In the data that follows, count every line holding the string "ylabel" and give the count alone.
─── Entries provided ───
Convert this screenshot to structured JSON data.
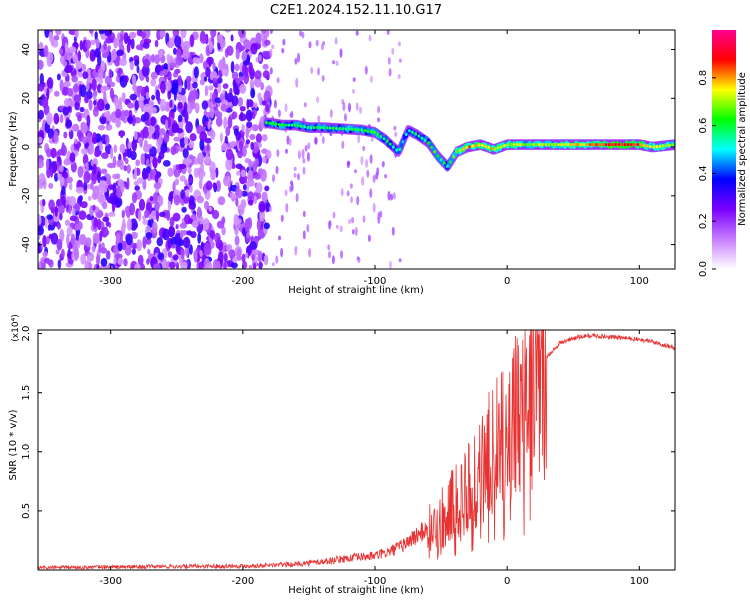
{
  "title": "C2E1.2024.152.11.10.G17",
  "chart_data": [
    {
      "type": "heatmap",
      "xlabel": "Height of straight line (km)",
      "ylabel": "Frequency (Hz)",
      "xlim": [
        -355,
        127
      ],
      "ylim": [
        -50,
        48
      ],
      "xticks": [
        -300,
        -200,
        -100,
        0,
        100
      ],
      "yticks": [
        -40,
        -20,
        0,
        20,
        40
      ],
      "colorbar": {
        "label": "Normalized spectral amplitude",
        "range": [
          0,
          1
        ],
        "ticks": [
          0.0,
          0.2,
          0.4,
          0.6,
          0.8
        ],
        "colors": [
          "#ffffff",
          "#c77dff",
          "#7b00ff",
          "#0000ff",
          "#00ffff",
          "#00ff00",
          "#ffff00",
          "#ff0000",
          "#ff0090"
        ]
      },
      "noise_region": {
        "x_from": -355,
        "x_to": -180,
        "level": 0.25
      },
      "ridge": [
        {
          "x": -182,
          "y": 10,
          "v": 0.62
        },
        {
          "x": -170,
          "y": 9,
          "v": 0.6
        },
        {
          "x": -160,
          "y": 9,
          "v": 0.58
        },
        {
          "x": -150,
          "y": 8,
          "v": 0.56
        },
        {
          "x": -140,
          "y": 8,
          "v": 0.58
        },
        {
          "x": -125,
          "y": 7.5,
          "v": 0.6
        },
        {
          "x": -110,
          "y": 7,
          "v": 0.6
        },
        {
          "x": -100,
          "y": 6,
          "v": 0.62
        },
        {
          "x": -92,
          "y": 3,
          "v": 0.58
        },
        {
          "x": -82,
          "y": -2,
          "v": 0.55
        },
        {
          "x": -75,
          "y": 7,
          "v": 0.5
        },
        {
          "x": -68,
          "y": 5,
          "v": 0.55
        },
        {
          "x": -60,
          "y": 2,
          "v": 0.6
        },
        {
          "x": -52,
          "y": -4,
          "v": 0.62
        },
        {
          "x": -45,
          "y": -8,
          "v": 0.58
        },
        {
          "x": -38,
          "y": -2,
          "v": 0.7
        },
        {
          "x": -30,
          "y": 0,
          "v": 0.8
        },
        {
          "x": -20,
          "y": 1,
          "v": 0.78
        },
        {
          "x": -10,
          "y": -1,
          "v": 0.75
        },
        {
          "x": 0,
          "y": 1,
          "v": 0.72
        },
        {
          "x": 20,
          "y": 1,
          "v": 0.7
        },
        {
          "x": 50,
          "y": 1,
          "v": 0.74
        },
        {
          "x": 80,
          "y": 1,
          "v": 0.88
        },
        {
          "x": 100,
          "y": 1,
          "v": 0.86
        },
        {
          "x": 110,
          "y": 0,
          "v": 0.7
        },
        {
          "x": 127,
          "y": 1,
          "v": 0.72
        }
      ]
    },
    {
      "type": "line",
      "xlabel": "Height of straight line (km)",
      "ylabel": "SNR (10 * v/v)",
      "y_multiplier": "(x10⁴)",
      "xlim": [
        -355,
        127
      ],
      "ylim": [
        0,
        2.03
      ],
      "xticks": [
        -300,
        -200,
        -100,
        0,
        100
      ],
      "yticks": [
        0.5,
        1.0,
        1.5,
        2.0
      ],
      "color": "#e83232",
      "envelope": {
        "x": [
          -355,
          -300,
          -250,
          -200,
          -180,
          -160,
          -140,
          -120,
          -100,
          -90,
          -80,
          -70,
          -60,
          -50,
          -40,
          -30,
          -20,
          -10,
          0,
          10,
          20,
          30,
          40,
          50,
          60,
          70,
          80,
          90,
          100,
          110,
          120,
          127
        ],
        "y": [
          0.02,
          0.025,
          0.03,
          0.035,
          0.04,
          0.05,
          0.07,
          0.1,
          0.12,
          0.15,
          0.2,
          0.28,
          0.35,
          0.45,
          0.55,
          0.7,
          0.9,
          1.05,
          1.2,
          1.35,
          1.55,
          1.8,
          1.92,
          1.96,
          1.98,
          1.98,
          1.97,
          1.96,
          1.95,
          1.93,
          1.9,
          1.88
        ]
      }
    }
  ]
}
───
● **Correct response**
2